### Your task
Look through the material below. Copy each line that contains the string "ylabel".

### The input
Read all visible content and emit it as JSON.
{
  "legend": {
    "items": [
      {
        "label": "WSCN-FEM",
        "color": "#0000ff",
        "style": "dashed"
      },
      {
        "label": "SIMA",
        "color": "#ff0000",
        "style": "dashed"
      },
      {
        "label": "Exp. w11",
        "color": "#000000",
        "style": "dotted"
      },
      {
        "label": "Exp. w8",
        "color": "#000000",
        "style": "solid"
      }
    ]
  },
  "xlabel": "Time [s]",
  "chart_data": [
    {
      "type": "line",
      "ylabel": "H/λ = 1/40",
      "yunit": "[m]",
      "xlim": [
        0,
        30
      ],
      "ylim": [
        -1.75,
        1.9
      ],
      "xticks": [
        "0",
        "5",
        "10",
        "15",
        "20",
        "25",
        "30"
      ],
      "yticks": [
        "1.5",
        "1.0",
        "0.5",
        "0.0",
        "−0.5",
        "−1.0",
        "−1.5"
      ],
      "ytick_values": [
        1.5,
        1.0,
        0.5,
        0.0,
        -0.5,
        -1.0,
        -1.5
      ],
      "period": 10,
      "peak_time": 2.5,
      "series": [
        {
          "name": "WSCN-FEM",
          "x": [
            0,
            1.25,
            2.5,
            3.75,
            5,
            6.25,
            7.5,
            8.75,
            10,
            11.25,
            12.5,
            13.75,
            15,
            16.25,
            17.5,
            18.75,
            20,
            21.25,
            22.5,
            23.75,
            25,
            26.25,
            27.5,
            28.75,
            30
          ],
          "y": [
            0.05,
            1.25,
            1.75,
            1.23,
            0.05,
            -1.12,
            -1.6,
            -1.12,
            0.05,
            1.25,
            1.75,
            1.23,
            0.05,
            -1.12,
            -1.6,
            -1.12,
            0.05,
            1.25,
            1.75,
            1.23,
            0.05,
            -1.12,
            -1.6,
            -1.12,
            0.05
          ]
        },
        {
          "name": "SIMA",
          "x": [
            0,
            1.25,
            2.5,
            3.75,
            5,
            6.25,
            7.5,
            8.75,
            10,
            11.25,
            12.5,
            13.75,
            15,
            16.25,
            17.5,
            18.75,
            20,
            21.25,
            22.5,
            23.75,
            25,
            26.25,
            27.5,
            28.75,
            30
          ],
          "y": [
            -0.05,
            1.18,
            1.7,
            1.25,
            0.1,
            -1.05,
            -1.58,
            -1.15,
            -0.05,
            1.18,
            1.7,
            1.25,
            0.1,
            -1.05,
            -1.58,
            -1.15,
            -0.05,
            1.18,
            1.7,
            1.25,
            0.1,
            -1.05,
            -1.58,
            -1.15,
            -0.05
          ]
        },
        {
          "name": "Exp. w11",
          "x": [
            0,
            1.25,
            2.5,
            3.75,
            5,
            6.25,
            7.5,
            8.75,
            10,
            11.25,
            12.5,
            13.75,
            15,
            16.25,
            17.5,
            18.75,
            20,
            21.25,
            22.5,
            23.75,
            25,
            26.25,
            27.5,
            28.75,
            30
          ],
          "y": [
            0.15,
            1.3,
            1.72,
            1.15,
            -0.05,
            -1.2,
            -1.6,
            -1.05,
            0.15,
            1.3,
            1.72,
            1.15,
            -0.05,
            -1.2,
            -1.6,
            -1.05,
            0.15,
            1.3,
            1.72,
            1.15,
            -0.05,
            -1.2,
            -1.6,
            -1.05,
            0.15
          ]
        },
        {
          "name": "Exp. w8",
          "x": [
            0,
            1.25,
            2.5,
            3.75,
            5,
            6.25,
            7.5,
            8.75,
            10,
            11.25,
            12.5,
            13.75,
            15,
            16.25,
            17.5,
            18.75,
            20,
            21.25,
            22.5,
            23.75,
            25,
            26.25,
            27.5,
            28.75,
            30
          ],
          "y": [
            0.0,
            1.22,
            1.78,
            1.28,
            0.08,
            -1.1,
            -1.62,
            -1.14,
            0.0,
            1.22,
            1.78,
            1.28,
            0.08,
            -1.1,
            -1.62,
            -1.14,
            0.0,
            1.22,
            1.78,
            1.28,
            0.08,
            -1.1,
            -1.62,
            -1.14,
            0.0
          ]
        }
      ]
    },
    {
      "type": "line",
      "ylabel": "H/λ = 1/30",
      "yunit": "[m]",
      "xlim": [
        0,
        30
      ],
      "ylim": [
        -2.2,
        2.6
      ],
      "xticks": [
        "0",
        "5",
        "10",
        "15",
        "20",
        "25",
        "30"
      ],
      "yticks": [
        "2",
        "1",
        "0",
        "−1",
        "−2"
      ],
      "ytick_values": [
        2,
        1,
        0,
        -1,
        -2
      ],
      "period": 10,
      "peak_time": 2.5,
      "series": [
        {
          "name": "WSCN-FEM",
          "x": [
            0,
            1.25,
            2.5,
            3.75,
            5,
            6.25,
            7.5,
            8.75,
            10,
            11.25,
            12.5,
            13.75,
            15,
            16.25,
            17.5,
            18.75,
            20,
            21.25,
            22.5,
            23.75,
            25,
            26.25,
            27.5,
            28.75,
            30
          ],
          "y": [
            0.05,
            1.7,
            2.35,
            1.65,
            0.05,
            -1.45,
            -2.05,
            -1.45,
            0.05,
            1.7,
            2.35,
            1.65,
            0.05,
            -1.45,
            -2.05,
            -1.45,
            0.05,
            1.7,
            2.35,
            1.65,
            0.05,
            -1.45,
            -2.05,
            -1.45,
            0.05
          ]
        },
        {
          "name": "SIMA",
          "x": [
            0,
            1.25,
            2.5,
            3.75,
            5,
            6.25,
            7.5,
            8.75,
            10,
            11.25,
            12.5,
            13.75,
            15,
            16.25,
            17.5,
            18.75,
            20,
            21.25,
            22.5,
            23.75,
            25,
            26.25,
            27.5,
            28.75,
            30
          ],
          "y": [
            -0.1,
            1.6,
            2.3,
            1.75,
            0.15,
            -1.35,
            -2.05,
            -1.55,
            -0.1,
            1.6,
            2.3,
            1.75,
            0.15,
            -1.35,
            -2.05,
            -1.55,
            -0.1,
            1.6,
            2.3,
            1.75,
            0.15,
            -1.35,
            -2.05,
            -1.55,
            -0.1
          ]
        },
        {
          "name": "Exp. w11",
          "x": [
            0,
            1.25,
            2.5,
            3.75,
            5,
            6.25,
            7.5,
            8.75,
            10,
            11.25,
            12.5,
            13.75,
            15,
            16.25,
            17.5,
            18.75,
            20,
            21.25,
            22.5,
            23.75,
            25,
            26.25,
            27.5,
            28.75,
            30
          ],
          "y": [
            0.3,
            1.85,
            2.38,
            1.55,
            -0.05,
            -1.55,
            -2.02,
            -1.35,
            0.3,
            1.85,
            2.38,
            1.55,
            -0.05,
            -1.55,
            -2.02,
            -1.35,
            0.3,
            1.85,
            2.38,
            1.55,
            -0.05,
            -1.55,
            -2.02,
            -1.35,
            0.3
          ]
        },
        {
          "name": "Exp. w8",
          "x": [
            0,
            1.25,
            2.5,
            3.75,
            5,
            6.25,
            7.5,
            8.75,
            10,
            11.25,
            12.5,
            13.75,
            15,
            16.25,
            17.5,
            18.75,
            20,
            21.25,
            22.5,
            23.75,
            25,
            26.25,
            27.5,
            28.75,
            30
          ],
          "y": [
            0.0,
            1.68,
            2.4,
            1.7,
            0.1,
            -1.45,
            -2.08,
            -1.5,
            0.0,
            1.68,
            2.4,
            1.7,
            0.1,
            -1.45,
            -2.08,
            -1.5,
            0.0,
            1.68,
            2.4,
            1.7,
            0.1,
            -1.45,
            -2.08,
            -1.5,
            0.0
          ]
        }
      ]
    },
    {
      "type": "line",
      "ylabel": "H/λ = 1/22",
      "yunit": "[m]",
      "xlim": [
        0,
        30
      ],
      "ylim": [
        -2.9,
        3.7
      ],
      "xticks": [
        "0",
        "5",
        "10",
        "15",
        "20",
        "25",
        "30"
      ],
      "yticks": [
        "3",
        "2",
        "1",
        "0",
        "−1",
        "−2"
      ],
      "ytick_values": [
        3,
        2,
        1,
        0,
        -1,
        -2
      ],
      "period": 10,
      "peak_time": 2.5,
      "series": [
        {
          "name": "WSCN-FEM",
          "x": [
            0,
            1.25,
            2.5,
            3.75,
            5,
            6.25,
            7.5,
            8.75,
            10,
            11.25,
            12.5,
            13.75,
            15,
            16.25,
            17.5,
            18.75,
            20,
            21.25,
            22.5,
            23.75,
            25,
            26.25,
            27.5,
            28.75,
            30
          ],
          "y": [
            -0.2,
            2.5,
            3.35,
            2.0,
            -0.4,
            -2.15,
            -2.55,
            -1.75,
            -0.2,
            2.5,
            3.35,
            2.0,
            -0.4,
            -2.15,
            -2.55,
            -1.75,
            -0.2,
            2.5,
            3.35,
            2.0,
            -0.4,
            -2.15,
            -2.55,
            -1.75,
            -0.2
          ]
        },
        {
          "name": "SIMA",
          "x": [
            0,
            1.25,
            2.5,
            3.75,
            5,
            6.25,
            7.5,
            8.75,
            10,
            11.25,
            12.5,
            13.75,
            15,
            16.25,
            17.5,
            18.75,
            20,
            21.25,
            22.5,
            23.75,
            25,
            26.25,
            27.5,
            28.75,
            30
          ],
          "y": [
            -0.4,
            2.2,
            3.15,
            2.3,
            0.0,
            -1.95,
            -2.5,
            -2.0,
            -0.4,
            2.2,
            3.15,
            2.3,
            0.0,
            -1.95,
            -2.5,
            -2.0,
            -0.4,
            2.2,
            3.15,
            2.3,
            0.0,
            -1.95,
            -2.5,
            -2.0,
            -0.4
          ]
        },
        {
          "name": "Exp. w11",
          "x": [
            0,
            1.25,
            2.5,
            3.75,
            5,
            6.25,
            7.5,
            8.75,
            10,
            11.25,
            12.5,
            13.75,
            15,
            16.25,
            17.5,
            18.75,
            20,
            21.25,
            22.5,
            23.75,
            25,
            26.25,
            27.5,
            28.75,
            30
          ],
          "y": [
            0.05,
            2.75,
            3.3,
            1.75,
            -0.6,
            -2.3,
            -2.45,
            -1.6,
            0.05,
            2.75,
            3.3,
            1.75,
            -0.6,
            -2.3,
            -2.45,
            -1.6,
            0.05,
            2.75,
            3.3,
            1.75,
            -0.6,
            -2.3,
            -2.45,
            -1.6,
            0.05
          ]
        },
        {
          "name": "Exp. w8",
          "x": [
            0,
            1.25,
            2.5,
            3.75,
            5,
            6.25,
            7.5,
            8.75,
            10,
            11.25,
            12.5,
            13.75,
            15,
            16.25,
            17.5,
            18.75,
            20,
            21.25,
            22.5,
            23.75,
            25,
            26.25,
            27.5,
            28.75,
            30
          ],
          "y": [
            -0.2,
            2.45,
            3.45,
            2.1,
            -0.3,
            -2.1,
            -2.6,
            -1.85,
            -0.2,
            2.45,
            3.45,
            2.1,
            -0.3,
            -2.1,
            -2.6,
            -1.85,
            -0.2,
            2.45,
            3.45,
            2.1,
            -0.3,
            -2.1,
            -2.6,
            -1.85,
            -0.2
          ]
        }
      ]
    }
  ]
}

### Expected answer
      "ylabel": "H/λ = 1/40",
      "ylabel": "H/λ = 1/30",
      "ylabel": "H/λ = 1/22",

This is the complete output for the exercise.